Stored entries
* START *
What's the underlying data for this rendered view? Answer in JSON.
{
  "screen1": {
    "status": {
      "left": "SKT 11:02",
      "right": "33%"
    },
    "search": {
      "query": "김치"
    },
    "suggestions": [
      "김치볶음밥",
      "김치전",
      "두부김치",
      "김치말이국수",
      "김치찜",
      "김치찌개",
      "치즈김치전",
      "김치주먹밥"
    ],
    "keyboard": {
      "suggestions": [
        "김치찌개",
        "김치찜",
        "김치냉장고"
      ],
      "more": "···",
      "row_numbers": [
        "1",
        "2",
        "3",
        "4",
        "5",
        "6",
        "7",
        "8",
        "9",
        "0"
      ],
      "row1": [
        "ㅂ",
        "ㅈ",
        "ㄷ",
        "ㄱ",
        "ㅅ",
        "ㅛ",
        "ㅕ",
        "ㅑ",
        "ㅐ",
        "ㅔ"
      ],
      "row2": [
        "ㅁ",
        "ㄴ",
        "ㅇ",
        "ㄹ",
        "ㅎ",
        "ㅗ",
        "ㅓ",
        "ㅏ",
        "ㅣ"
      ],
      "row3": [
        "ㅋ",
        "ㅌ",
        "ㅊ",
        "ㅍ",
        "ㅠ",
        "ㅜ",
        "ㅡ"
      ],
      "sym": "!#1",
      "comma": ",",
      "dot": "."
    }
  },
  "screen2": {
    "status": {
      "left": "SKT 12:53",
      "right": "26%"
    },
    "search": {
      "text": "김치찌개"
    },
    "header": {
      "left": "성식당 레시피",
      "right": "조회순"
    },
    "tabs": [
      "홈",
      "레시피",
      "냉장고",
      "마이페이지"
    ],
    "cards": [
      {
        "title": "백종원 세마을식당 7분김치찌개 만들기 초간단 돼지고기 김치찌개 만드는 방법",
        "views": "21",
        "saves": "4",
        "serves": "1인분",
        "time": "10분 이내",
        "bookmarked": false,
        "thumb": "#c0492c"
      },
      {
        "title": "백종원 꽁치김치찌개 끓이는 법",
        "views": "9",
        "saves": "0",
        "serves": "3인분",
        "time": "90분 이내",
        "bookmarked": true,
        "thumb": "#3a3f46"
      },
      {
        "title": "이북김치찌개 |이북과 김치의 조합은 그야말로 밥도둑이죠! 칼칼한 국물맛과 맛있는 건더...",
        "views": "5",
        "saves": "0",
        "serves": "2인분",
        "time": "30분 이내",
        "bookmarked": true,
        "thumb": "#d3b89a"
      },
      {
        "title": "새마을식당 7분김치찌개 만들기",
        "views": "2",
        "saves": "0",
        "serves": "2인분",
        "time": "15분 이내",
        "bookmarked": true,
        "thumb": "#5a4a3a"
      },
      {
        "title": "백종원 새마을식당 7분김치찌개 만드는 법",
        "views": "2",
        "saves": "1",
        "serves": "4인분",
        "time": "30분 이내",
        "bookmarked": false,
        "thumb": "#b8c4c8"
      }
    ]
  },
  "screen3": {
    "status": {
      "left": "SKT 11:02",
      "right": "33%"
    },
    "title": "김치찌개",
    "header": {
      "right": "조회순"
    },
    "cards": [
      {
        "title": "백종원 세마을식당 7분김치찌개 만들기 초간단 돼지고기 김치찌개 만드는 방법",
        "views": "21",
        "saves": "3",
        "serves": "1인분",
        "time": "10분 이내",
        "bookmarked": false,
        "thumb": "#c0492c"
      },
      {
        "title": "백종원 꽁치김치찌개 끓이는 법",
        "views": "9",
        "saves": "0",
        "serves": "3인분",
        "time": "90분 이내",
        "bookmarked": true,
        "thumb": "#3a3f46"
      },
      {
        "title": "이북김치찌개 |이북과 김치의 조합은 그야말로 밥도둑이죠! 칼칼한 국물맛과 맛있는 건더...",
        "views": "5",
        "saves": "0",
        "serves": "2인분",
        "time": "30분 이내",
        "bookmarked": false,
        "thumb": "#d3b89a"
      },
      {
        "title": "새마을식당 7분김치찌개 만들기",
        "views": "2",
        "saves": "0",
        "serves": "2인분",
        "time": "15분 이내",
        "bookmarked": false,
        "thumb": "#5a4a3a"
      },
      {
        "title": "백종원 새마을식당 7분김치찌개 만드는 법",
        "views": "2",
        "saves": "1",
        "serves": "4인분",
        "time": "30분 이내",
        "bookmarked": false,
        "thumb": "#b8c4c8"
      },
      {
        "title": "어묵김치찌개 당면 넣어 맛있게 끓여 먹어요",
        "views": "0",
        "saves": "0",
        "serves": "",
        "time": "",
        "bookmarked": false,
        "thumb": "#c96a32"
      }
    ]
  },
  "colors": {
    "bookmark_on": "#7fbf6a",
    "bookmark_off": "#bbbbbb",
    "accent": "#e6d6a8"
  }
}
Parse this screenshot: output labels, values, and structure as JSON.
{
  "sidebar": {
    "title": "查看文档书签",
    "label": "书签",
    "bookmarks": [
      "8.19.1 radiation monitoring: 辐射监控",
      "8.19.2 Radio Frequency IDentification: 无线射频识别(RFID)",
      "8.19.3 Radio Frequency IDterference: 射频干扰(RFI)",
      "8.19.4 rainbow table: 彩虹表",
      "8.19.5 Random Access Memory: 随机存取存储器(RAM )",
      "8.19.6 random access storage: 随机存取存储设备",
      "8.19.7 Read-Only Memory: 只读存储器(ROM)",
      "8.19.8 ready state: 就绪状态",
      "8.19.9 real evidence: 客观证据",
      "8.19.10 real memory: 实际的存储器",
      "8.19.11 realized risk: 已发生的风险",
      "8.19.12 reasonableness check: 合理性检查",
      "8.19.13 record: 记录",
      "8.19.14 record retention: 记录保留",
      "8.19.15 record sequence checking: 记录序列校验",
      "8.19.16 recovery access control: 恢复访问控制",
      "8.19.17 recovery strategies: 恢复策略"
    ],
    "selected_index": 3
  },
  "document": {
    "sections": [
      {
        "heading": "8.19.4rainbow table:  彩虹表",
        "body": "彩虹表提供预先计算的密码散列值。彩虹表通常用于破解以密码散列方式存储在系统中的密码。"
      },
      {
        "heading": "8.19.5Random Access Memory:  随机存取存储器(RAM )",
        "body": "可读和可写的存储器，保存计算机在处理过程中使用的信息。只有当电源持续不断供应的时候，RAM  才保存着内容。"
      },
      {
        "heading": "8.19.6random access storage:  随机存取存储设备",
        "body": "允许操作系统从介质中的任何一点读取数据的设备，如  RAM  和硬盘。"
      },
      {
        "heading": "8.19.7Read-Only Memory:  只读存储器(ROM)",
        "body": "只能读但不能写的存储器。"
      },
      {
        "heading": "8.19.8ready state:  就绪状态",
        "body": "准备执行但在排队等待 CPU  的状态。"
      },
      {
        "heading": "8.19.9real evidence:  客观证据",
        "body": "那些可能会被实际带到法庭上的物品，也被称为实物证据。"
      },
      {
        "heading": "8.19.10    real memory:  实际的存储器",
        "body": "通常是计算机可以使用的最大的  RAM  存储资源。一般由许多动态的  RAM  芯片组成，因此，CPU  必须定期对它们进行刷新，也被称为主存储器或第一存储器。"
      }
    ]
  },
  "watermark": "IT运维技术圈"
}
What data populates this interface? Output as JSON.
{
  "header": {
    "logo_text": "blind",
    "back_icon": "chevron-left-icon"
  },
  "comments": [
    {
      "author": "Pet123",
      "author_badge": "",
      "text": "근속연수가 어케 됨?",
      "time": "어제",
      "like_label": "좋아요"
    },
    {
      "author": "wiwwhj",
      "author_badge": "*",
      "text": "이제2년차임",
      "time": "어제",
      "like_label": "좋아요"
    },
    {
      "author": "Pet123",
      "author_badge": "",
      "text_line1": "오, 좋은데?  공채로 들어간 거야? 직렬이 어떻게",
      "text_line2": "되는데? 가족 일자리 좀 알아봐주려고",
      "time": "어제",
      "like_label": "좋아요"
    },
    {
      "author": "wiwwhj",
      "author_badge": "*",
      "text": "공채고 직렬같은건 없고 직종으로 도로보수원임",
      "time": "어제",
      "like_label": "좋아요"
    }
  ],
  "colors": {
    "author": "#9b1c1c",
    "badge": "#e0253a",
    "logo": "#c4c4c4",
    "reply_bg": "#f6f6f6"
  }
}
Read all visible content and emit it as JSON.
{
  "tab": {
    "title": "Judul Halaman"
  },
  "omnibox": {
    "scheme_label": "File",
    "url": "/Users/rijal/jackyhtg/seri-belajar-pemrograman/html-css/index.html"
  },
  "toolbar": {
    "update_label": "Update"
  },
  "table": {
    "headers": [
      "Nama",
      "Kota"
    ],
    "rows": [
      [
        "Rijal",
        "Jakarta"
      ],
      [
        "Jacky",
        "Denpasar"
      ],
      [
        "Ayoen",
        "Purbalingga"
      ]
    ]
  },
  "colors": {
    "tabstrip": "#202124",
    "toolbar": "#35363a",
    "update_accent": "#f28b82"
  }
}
* END *
> [Exercise aim]: Look through the listing above. Pick out each line with "left" and copy it.

> [In response]:
      "left": "SKT 11:02",
      "left": "SKT 12:53",
      "left": "성식당 레시피",
      "left": "SKT 11:02",
    "back_icon": "chevron-left-icon"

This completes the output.